** BEGIN Input for this task **

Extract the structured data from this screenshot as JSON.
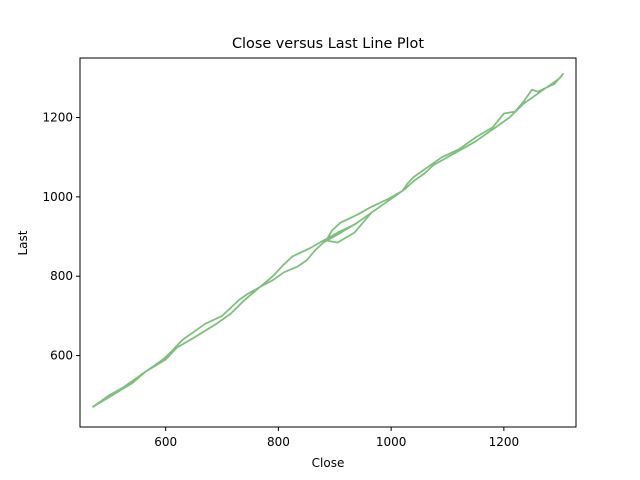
{
  "chart_data": {
    "type": "line",
    "title": "Close versus Last Line Plot",
    "xlabel": "Close",
    "ylabel": "Last",
    "xlim": [
      448,
      1328
    ],
    "ylim": [
      420,
      1350
    ],
    "grid": false,
    "xticks": [
      600,
      800,
      1000,
      1200
    ],
    "yticks": [
      600,
      800,
      1000,
      1200
    ],
    "series": [
      {
        "color": "#7fbf7f",
        "x": [
          470,
          505,
          540,
          565,
          600,
          620,
          650,
          690,
          715,
          740,
          765,
          790,
          810,
          825,
          855,
          880,
          905,
          935,
          965,
          990,
          1010,
          1025,
          1040,
          1060,
          1075,
          1100,
          1125,
          1150,
          1175,
          1200,
          1210,
          1235,
          1260,
          1285,
          1300,
          1305,
          1290,
          1260,
          1250,
          1235,
          1220,
          1200,
          1180,
          1150,
          1120,
          1090,
          1060,
          1040,
          1030,
          1020,
          995,
          965,
          940,
          910,
          895,
          885,
          905,
          935,
          965,
          940,
          905,
          880,
          865,
          850,
          835,
          810,
          790,
          770,
          745,
          730,
          715,
          700,
          685,
          670,
          650,
          630,
          610,
          595,
          575,
          560,
          545,
          525,
          500,
          480,
          470
        ],
        "y": [
          470,
          500,
          530,
          560,
          590,
          620,
          645,
          680,
          705,
          740,
          770,
          800,
          830,
          850,
          870,
          890,
          910,
          930,
          960,
          985,
          1005,
          1020,
          1040,
          1060,
          1080,
          1100,
          1120,
          1140,
          1165,
          1190,
          1200,
          1235,
          1260,
          1285,
          1300,
          1310,
          1285,
          1265,
          1270,
          1240,
          1215,
          1210,
          1175,
          1150,
          1120,
          1100,
          1070,
          1050,
          1035,
          1015,
          995,
          975,
          955,
          935,
          915,
          890,
          885,
          910,
          960,
          935,
          905,
          885,
          865,
          840,
          825,
          810,
          790,
          775,
          755,
          740,
          720,
          700,
          690,
          680,
          660,
          640,
          610,
          590,
          570,
          555,
          540,
          520,
          500,
          480,
          470
        ]
      }
    ]
  }
}
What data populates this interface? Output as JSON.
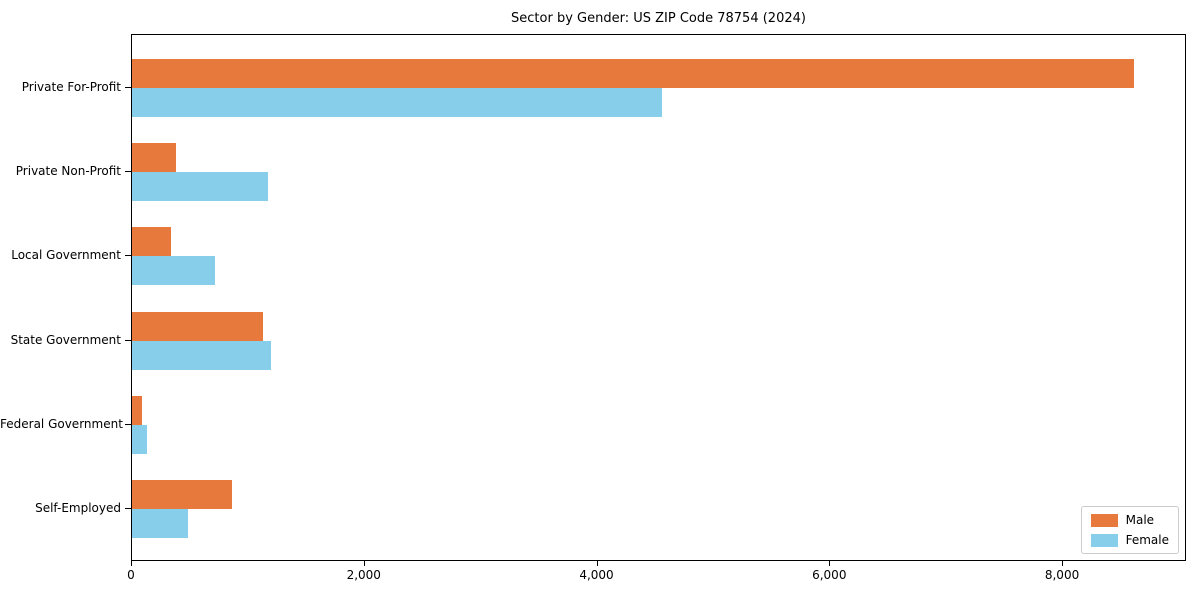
{
  "title": "Sector by Gender: US ZIP Code 78754 (2024)",
  "chart_data": {
    "type": "bar",
    "orientation": "horizontal",
    "title": "Sector by Gender: US ZIP Code 78754 (2024)",
    "xlabel": "",
    "ylabel": "",
    "categories": [
      "Private For-Profit",
      "Private Non-Profit",
      "Local Government",
      "State Government",
      "Federal Government",
      "Self-Employed"
    ],
    "series": [
      {
        "name": "Male",
        "color": "#E8793C",
        "values": [
          8630,
          375,
          340,
          1130,
          85,
          860
        ]
      },
      {
        "name": "Female",
        "color": "#87CEEB",
        "values": [
          4560,
          1170,
          715,
          1195,
          130,
          480
        ]
      }
    ],
    "xlim": [
      0,
      9065
    ],
    "x_ticks": [
      0,
      2000,
      4000,
      6000,
      8000
    ],
    "x_tick_labels": [
      "0",
      "2,000",
      "4,000",
      "6,000",
      "8,000"
    ],
    "grid": false,
    "legend_position": "lower right"
  }
}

** END Input for this task **

*Written task:*
Pull out all lines of the data with the string "Last".

*Reply:*
    "title": "Close versus Last Line Plot",
    "ylabel": "Last",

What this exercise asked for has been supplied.